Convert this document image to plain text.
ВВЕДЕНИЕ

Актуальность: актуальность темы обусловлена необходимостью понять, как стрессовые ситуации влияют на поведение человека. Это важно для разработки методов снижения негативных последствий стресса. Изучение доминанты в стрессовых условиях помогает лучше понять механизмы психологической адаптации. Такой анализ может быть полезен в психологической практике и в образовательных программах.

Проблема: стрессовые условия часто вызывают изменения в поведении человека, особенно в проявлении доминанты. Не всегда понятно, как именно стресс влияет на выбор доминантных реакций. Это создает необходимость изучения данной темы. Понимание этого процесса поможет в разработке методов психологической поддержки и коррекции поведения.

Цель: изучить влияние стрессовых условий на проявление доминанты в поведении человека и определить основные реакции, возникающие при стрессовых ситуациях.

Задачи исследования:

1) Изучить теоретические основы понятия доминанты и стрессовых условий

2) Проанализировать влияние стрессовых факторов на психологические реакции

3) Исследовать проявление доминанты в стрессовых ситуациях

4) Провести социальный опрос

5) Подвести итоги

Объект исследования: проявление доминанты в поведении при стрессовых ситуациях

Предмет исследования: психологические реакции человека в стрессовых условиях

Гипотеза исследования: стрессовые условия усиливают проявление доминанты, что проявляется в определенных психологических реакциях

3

> Problem to solve
Write an exact transcription of every entry above.

> Solution
Convert this document image to plain text.
ВВЕДЕНИЕ

Актуальность: актуальность темы обусловлена необходимостью понять, как стрессовые ситуации влияют на поведение человека. Это важно для разработки методов снижения негативных последствий стресса. Изучение доминанты в стрессовых условиях помогает лучше понять механизмы психологической адаптации. Такой анализ может быть полезен в психологической практике и в образовательных программах.

Проблема: стрессовые условия часто вызывают изменения в поведении человека, особенно в проявлении доминанты. Не всегда понятно, как именно стресс влияет на выбор доминантных реакций. Это создает необходимость изучения данной темы. Понимание этого процесса поможет в разработке методов психологической поддержки и коррекции поведения.

Цель: изучить влияние стрессовых условий на проявление доминанты в поведении человека и определить основные реакции, возникающие при стрессовых ситуациях.

Задачи исследования:

1) Изучить теоретические основы понятия доминанты и стрессовых условий

2) Проанализировать влияние стрессовых факторов на психологические реакции

3) Исследовать проявление доминанты в стрессовых ситуациях

4) Провести социальный опрос

5) Подвести итоги

Объект исследования: проявление доминанты в поведении при стрессовых ситуациях

Предмет исследования: психологические реакции человека в стрессовых условиях

Гипотеза исследования: стрессовые условия усиливают проявление доминанты, что проявляется в определенных психологических реакциях

3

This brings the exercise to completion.